• [Your objective]
Copy the data below word for word, from its first line through the line containing "paragraph-text: Indique la", including both.

begin

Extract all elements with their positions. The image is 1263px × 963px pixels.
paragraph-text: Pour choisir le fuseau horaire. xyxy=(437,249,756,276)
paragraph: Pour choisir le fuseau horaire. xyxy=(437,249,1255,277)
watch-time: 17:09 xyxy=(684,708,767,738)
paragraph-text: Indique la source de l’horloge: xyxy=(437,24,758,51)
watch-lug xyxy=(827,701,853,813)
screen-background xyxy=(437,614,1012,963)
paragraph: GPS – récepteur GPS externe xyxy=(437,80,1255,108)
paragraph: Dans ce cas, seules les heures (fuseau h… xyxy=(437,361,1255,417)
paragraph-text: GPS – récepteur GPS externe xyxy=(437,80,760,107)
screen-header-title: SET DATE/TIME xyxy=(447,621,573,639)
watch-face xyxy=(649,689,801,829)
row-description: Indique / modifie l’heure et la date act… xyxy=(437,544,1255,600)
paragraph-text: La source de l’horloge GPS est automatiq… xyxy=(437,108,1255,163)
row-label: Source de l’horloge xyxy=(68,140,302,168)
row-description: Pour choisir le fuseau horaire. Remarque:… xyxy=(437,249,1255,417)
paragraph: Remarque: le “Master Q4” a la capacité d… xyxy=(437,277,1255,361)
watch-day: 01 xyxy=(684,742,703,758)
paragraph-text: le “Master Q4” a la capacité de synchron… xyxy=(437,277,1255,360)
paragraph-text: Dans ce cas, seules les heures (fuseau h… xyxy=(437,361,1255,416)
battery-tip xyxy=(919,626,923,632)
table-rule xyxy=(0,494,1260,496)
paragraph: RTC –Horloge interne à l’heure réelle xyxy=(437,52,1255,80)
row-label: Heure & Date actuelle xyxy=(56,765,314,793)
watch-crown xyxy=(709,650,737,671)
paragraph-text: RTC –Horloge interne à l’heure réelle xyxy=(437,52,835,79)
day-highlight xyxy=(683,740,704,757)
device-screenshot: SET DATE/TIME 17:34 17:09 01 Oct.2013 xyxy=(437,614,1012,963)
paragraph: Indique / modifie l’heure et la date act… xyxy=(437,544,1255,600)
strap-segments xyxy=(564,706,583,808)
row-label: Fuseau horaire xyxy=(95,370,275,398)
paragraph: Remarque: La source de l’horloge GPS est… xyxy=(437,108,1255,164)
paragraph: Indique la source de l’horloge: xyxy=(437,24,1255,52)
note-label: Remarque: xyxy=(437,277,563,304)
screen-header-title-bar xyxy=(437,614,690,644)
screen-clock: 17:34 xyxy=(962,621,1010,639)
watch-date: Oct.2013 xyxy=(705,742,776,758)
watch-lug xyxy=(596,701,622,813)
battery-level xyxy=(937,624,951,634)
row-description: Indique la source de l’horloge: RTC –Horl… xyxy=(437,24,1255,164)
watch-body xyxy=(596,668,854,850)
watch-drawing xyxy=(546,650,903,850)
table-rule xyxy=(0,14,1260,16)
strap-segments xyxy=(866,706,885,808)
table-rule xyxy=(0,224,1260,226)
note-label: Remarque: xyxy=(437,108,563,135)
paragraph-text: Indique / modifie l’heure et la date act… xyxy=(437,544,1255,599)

end

• [Result of this task]
Extract all elements with their positions. The image is 1263px × 963px pixels.
paragraph-text: Pour choisir le fuseau horaire. xyxy=(437,249,756,276)
paragraph: Pour choisir le fuseau horaire. xyxy=(437,249,1255,277)
watch-time: 17:09 xyxy=(684,708,767,738)
paragraph-text: Indique la source de l’horloge: xyxy=(437,24,758,51)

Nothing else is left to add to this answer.